Write out every entry precisely as given, leaving the pictures out.

Provided material |

•••

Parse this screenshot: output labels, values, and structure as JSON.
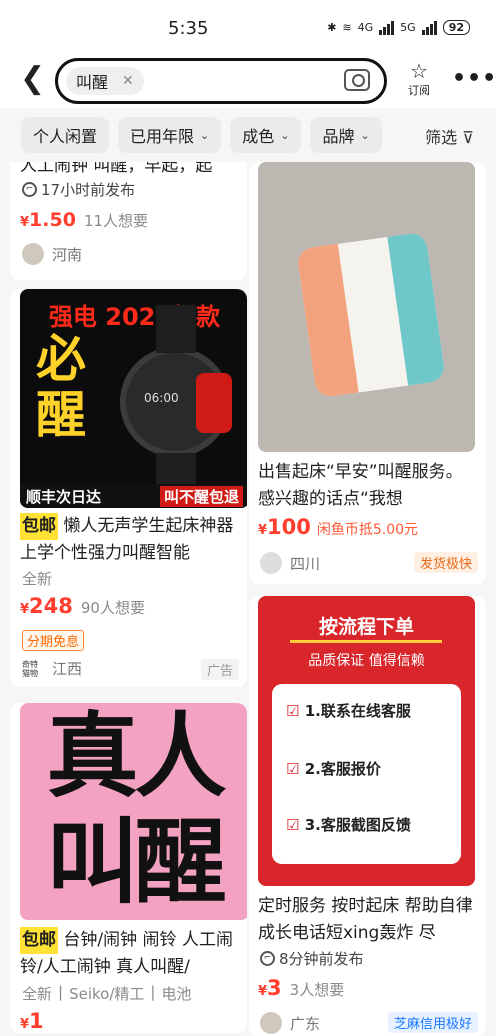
{
  "status_bar": {
    "time": "5:35",
    "network_1": "4G",
    "network_2": "5G",
    "battery": "92"
  },
  "header": {
    "back_icon": "chevron-left-icon",
    "search_chip": "叫醒",
    "subscribe_label": "订阅"
  },
  "filters": [
    {
      "label": "个人闲置",
      "has_arrow": false
    },
    {
      "label": "已用年限",
      "has_arrow": true
    },
    {
      "label": "成色",
      "has_arrow": true
    },
    {
      "label": "品牌",
      "has_arrow": true
    }
  ],
  "filter_select": "筛选",
  "left_cards": [
    {
      "title_tail": "人工闹钟 叫醒，早起，起",
      "time_badge": "17小时前发布",
      "price": "1.50",
      "wants": "11人想要",
      "location": "河南"
    },
    {
      "img_top": "强电 2024新款",
      "img_big": "必醒",
      "watch_time": "06:00",
      "img_bar_left": "顺丰次日达",
      "img_bar_right": "叫不醒包退",
      "tag": "包邮",
      "title": "懒人无声学生起床神器上学个性强力叫醒智能",
      "condition": "全新",
      "price": "248",
      "wants": "90人想要",
      "promo": "分期免息",
      "seller_mark": "奇特 猫物",
      "location": "江西",
      "ad": "广告"
    },
    {
      "img_line1": "真人",
      "img_line2": "叫醒",
      "tag": "包邮",
      "title": "台钟/闹钟 闹铃 人工闹铃/人工闹钟 真人叫醒/",
      "meta": [
        "全新",
        "Seiko/精工",
        "电池"
      ],
      "price": "1"
    }
  ],
  "right_cards": [
    {
      "title": "出售起床“早安”叫醒服务。 感兴趣的话点“我想",
      "price": "100",
      "coin": "闲鱼币抵5.00元",
      "location": "四川",
      "badge": "发货极快"
    },
    {
      "poster_title": "按流程下单",
      "poster_sub": "品质保证 值得信赖",
      "steps": [
        "1.联系在线客服",
        "2.客服报价",
        "3.客服截图反馈"
      ],
      "title": "定时服务 按时起床 帮助自律成长电话短xing轰炸 尽",
      "time_badge": "8分钟前发布",
      "price": "3",
      "wants": "3人想要",
      "location": "广东",
      "credit": "芝麻信用极好"
    }
  ],
  "colors": {
    "price": "#ff3e2d",
    "tag": "#ffe234",
    "poster_red": "#d8262a"
  }
}
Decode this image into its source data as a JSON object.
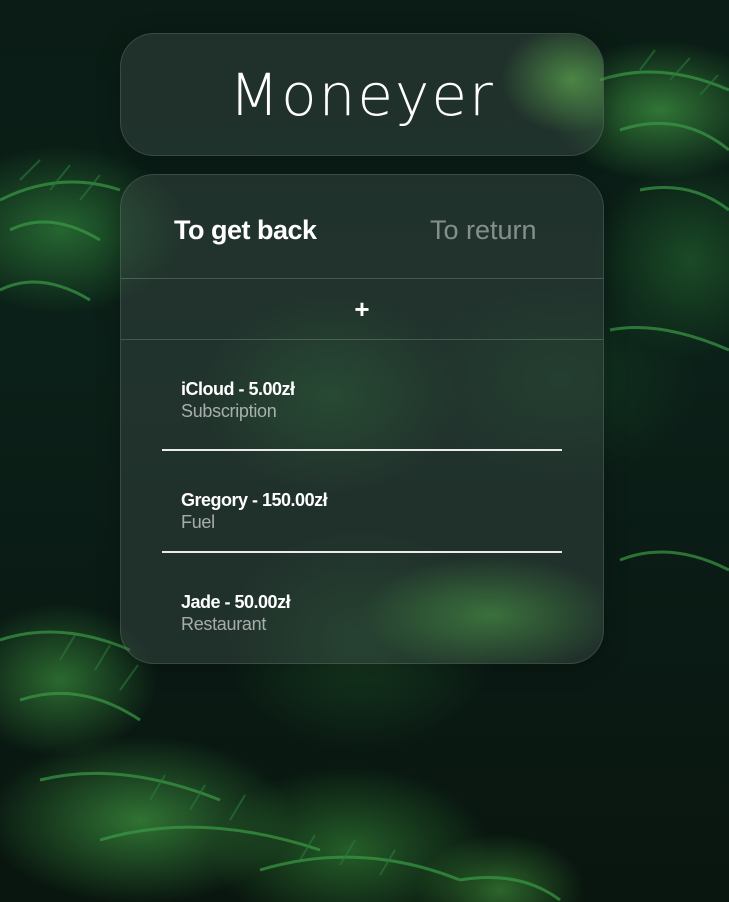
{
  "app": {
    "title": "Moneyer"
  },
  "tabs": [
    {
      "label": "To get back",
      "active": true
    },
    {
      "label": "To return",
      "active": false
    }
  ],
  "add_button": {
    "icon": "plus-icon",
    "glyph": "+"
  },
  "entries": [
    {
      "title": "iCloud - 5.00zł",
      "category": "Subscription"
    },
    {
      "title": "Gregory - 150.00zł",
      "category": "Fuel"
    },
    {
      "title": "Jade - 50.00zł",
      "category": "Restaurant"
    }
  ],
  "colors": {
    "text_primary": "#ffffff",
    "text_muted": "#9aa39f",
    "card_glass": "#3c4b46"
  }
}
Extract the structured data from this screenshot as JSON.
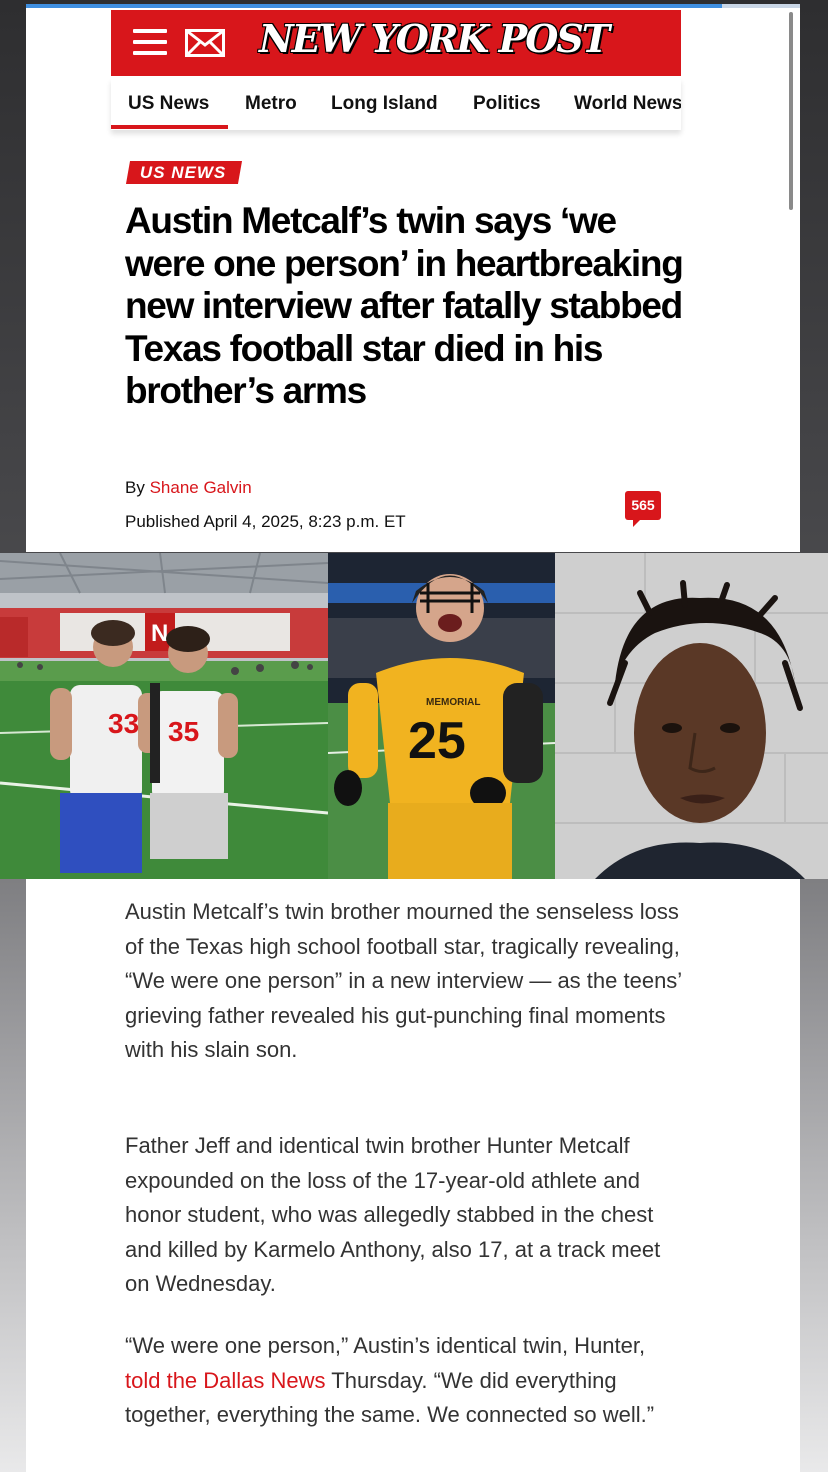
{
  "header": {
    "brand": "NEW YORK POST",
    "menu_icon": "hamburger-menu-icon",
    "mail_icon": "mail-icon",
    "colors": {
      "brand_red": "#d8161b"
    }
  },
  "nav": {
    "items": [
      {
        "label": "US News",
        "active": true
      },
      {
        "label": "Metro"
      },
      {
        "label": "Long Island"
      },
      {
        "label": "Politics"
      },
      {
        "label": "World News"
      }
    ]
  },
  "article": {
    "section": "US NEWS",
    "headline": "Austin Metcalf’s twin says ‘we were one person’ in heartbreaking new interview after fatally stabbed Texas football star died in his brother’s arms",
    "byline_prefix": "By",
    "author": "Shane Galvin",
    "published": "Published April 4, 2025, 8:23 p.m. ET",
    "comment_count": "565",
    "paragraphs": [
      {
        "text": "Austin Metcalf’s twin brother mourned the senseless loss of the Texas high school football star, tragically revealing, “We were one person” in a new interview — as the teens’ grieving father revealed his gut-punching final moments with his slain son."
      },
      {
        "text": "Father Jeff and identical twin brother Hunter Metcalf expounded on the loss of the 17-year-old athlete and honor student, who was allegedly stabbed in the chest and killed by Karmelo Anthony, also 17, at a track meet on Wednesday."
      }
    ],
    "quote_paragraph": {
      "before": "“We were one person,” Austin’s identical twin, Hunter,",
      "link": "told the Dallas News",
      "after": "Thursday. “We did everything together, everything the same. We connected so well.”"
    }
  },
  "photos": {
    "left": {
      "jersey_a": "33",
      "jersey_b": "35"
    },
    "middle": {
      "jersey": "25",
      "school": "MEMORIAL"
    }
  }
}
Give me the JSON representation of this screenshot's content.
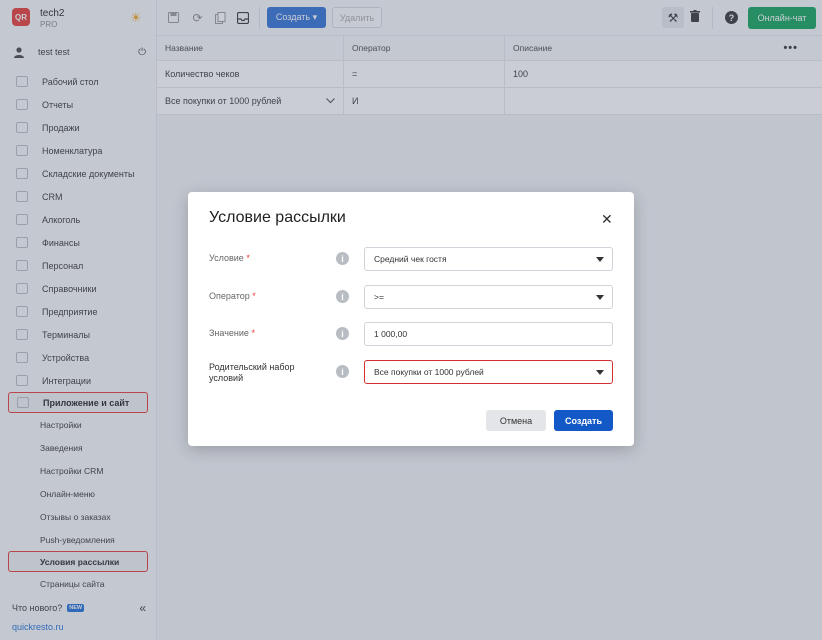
{
  "brand": {
    "logo": "QR",
    "name": "tech2",
    "plan": "PRO",
    "theme_icon": "sun-icon"
  },
  "user": {
    "name": "test test",
    "icon": "user-icon",
    "logout_icon": "power-icon"
  },
  "nav": [
    {
      "label": "Рабочий стол",
      "icon": "dashboard-icon"
    },
    {
      "label": "Отчеты",
      "icon": "reports-icon"
    },
    {
      "label": "Продажи",
      "icon": "sales-icon"
    },
    {
      "label": "Номенклатура",
      "icon": "nomenclature-icon"
    },
    {
      "label": "Складские документы",
      "icon": "warehouse-icon"
    },
    {
      "label": "CRM",
      "icon": "crm-icon"
    },
    {
      "label": "Алкоголь",
      "icon": "alcohol-icon"
    },
    {
      "label": "Финансы",
      "icon": "finance-icon"
    },
    {
      "label": "Персонал",
      "icon": "staff-icon"
    },
    {
      "label": "Справочники",
      "icon": "reference-icon"
    },
    {
      "label": "Предприятие",
      "icon": "enterprise-icon"
    },
    {
      "label": "Терминалы",
      "icon": "terminal-icon"
    },
    {
      "label": "Устройства",
      "icon": "devices-icon"
    },
    {
      "label": "Интеграции",
      "icon": "integrations-icon"
    },
    {
      "label": "Приложение и сайт",
      "icon": "app-icon"
    }
  ],
  "subnav": [
    {
      "label": "Настройки"
    },
    {
      "label": "Заведения"
    },
    {
      "label": "Настройки CRM"
    },
    {
      "label": "Онлайн-меню"
    },
    {
      "label": "Отзывы о заказах"
    },
    {
      "label": "Push-уведомления"
    },
    {
      "label": "Условия рассылки"
    },
    {
      "label": "Страницы сайта"
    }
  ],
  "footer": {
    "whats_new": "Что нового?",
    "new_badge": "NEW",
    "collapse_icon": "chevron-double-left-icon",
    "site": "quickresto.ru"
  },
  "toolbar": {
    "create_label": "Создать ▾",
    "delete_label": "Удалить",
    "chat_label": "Онлайн-чат",
    "help_label": "?"
  },
  "table": {
    "columns": [
      "Название",
      "Оператор",
      "Описание"
    ],
    "rows": [
      {
        "name": "Количество чеков",
        "operator": "=",
        "description": "100"
      },
      {
        "name": "Все покупки от 1000 рублей",
        "operator": "И",
        "description": ""
      }
    ]
  },
  "modal": {
    "title": "Условие рассылки",
    "fields": {
      "condition": {
        "label": "Условие",
        "required": "*",
        "value": "Средний чек гостя"
      },
      "operator": {
        "label": "Оператор",
        "required": "*",
        "value": ">="
      },
      "value": {
        "label": "Значение",
        "required": "*",
        "value": "1 000,00"
      },
      "parent": {
        "label": "Родительский набор условий",
        "value": "Все покупки от 1000 рублей"
      }
    },
    "cancel_label": "Отмена",
    "create_label": "Создать"
  }
}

•••

Finished answer |
Parse this screenshot: output labels, values, and structure as JSON.
{
  "status_bar": {
    "time": "5:35",
    "network_1": "4G",
    "network_2": "5G",
    "battery": "92"
  },
  "header": {
    "back_icon": "chevron-left-icon",
    "search_chip": "叫醒",
    "subscribe_label": "订阅"
  },
  "filters": [
    {
      "label": "个人闲置",
      "has_arrow": false
    },
    {
      "label": "已用年限",
      "has_arrow": true
    },
    {
      "label": "成色",
      "has_arrow": true
    },
    {
      "label": "品牌",
      "has_arrow": true
    }
  ],
  "filter_select": "筛选",
  "left_cards": [
    {
      "title_tail": "人工闹钟 叫醒，早起，起",
      "time_badge": "17小时前发布",
      "price": "1.50",
      "wants": "11人想要",
      "location": "河南"
    },
    {
      "img_top": "强电 2024新款",
      "img_big": "必醒",
      "watch_time": "06:00",
      "img_bar_left": "顺丰次日达",
      "img_bar_right": "叫不醒包退",
      "tag": "包邮",
      "title": "懒人无声学生起床神器上学个性强力叫醒智能",
      "condition": "全新",
      "price": "248",
      "wants": "90人想要",
      "promo": "分期免息",
      "seller_mark": "奇特 猫物",
      "location": "江西",
      "ad": "广告"
    },
    {
      "img_line1": "真人",
      "img_line2": "叫醒",
      "tag": "包邮",
      "title": "台钟/闹钟 闹铃 人工闹铃/人工闹钟 真人叫醒/",
      "meta": [
        "全新",
        "Seiko/精工",
        "电池"
      ],
      "price": "1"
    }
  ],
  "right_cards": [
    {
      "title": "出售起床“早安”叫醒服务。 感兴趣的话点“我想",
      "price": "100",
      "coin": "闲鱼币抵5.00元",
      "location": "四川",
      "badge": "发货极快"
    },
    {
      "poster_title": "按流程下单",
      "poster_sub": "品质保证 值得信赖",
      "steps": [
        "1.联系在线客服",
        "2.客服报价",
        "3.客服截图反馈"
      ],
      "title": "定时服务 按时起床 帮助自律成长电话短xing轰炸 尽",
      "time_badge": "8分钟前发布",
      "price": "3",
      "wants": "3人想要",
      "location": "广东",
      "credit": "芝麻信用极好"
    }
  ],
  "colors": {
    "price": "#ff3e2d",
    "tag": "#ffe234",
    "poster_red": "#d8262a"
  }
}
Decode this image into its source data as a JSON object.
{
  "app": {
    "title": "Moneyer"
  },
  "tabs": [
    {
      "label": "To get back",
      "active": true
    },
    {
      "label": "To return",
      "active": false
    }
  ],
  "add_button": {
    "icon": "plus-icon",
    "glyph": "+"
  },
  "entries": [
    {
      "title": "iCloud - 5.00zł",
      "category": "Subscription"
    },
    {
      "title": "Gregory - 150.00zł",
      "category": "Fuel"
    },
    {
      "title": "Jade - 50.00zł",
      "category": "Restaurant"
    }
  ],
  "colors": {
    "text_primary": "#ffffff",
    "text_muted": "#9aa39f",
    "card_glass": "#3c4b46"
  }
}
Extract the structured data from this screenshot as JSON.
{
  "header": {
    "brand": "NEW YORK POST",
    "menu_icon": "hamburger-menu-icon",
    "mail_icon": "mail-icon",
    "colors": {
      "brand_red": "#d8161b"
    }
  },
  "nav": {
    "items": [
      {
        "label": "US News",
        "active": true
      },
      {
        "label": "Metro"
      },
      {
        "label": "Long Island"
      },
      {
        "label": "Politics"
      },
      {
        "label": "World News"
      }
    ]
  },
  "article": {
    "section": "US NEWS",
    "headline": "Austin Metcalf’s twin says ‘we were one person’ in heartbreaking new interview after fatally stabbed Texas football star died in his brother’s arms",
    "byline_prefix": "By",
    "author": "Shane Galvin",
    "published": "Published April 4, 2025, 8:23 p.m. ET",
    "comment_count": "565",
    "paragraphs": [
      {
        "text": "Austin Metcalf’s twin brother mourned the senseless loss of the Texas high school football star, tragically revealing, “We were one person” in a new interview — as the teens’ grieving father revealed his gut-punching final moments with his slain son."
      },
      {
        "text": "Father Jeff and identical twin brother Hunter Metcalf expounded on the loss of the 17-year-old athlete and honor student, who was allegedly stabbed in the chest and killed by Karmelo Anthony, also 17, at a track meet on Wednesday."
      }
    ],
    "quote_paragraph": {
      "before": "“We were one person,” Austin’s identical twin, Hunter,",
      "link": "told the Dallas News",
      "after": "Thursday. “We did everything together, everything the same. We connected so well.”"
    }
  },
  "photos": {
    "left": {
      "jersey_a": "33",
      "jersey_b": "35"
    },
    "middle": {
      "jersey": "25",
      "school": "MEMORIAL"
    }
  }
}
Give me the JSON representation of this screenshot's content.
{
  "brand": {
    "logo": "QR",
    "name": "tech2",
    "plan": "PRO",
    "theme_icon": "sun-icon"
  },
  "user": {
    "name": "test test",
    "icon": "user-icon",
    "logout_icon": "power-icon"
  },
  "nav": [
    {
      "label": "Рабочий стол",
      "icon": "dashboard-icon"
    },
    {
      "label": "Отчеты",
      "icon": "reports-icon"
    },
    {
      "label": "Продажи",
      "icon": "sales-icon"
    },
    {
      "label": "Номенклатура",
      "icon": "nomenclature-icon"
    },
    {
      "label": "Складские документы",
      "icon": "warehouse-icon"
    },
    {
      "label": "CRM",
      "icon": "crm-icon"
    },
    {
      "label": "Алкоголь",
      "icon": "alcohol-icon"
    },
    {
      "label": "Финансы",
      "icon": "finance-icon"
    },
    {
      "label": "Персонал",
      "icon": "staff-icon"
    },
    {
      "label": "Справочники",
      "icon": "reference-icon"
    },
    {
      "label": "Предприятие",
      "icon": "enterprise-icon"
    },
    {
      "label": "Терминалы",
      "icon": "terminal-icon"
    },
    {
      "label": "Устройства",
      "icon": "devices-icon"
    },
    {
      "label": "Интеграции",
      "icon": "integrations-icon"
    },
    {
      "label": "Приложение и сайт",
      "icon": "app-icon"
    }
  ],
  "subnav": [
    {
      "label": "Настройки"
    },
    {
      "label": "Заведения"
    },
    {
      "label": "Настройки CRM"
    },
    {
      "label": "Онлайн-меню"
    },
    {
      "label": "Отзывы о заказах"
    },
    {
      "label": "Push-уведомления"
    },
    {
      "label": "Условия рассылки"
    },
    {
      "label": "Страницы сайта"
    }
  ],
  "footer": {
    "whats_new": "Что нового?",
    "new_badge": "NEW",
    "collapse_icon": "chevron-double-left-icon",
    "site": "quickresto.ru"
  },
  "toolbar": {
    "create_label": "Создать ▾",
    "delete_label": "Удалить",
    "chat_label": "Онлайн-чат",
    "help_label": "?"
  },
  "table": {
    "columns": [
      "Название",
      "Оператор",
      "Описание"
    ],
    "rows": [
      {
        "name": "Количество чеков",
        "operator": "=",
        "description": "100"
      },
      {
        "name": "Все покупки от 1000 рублей",
        "operator": "И",
        "description": ""
      }
    ]
  },
  "modal": {
    "title": "Условие рассылки",
    "fields": {
      "condition": {
        "label": "Условие",
        "required": "*",
        "value": "Средний чек гостя"
      },
      "operator": {
        "label": "Оператор",
        "required": "*",
        "value": ">="
      },
      "value": {
        "label": "Значение",
        "required": "*",
        "value": "1 000,00"
      },
      "parent": {
        "label": "Родительский набор условий",
        "value": "Все покупки от 1000 рублей"
      }
    },
    "cancel_label": "Отмена",
    "create_label": "Создать"
  }
}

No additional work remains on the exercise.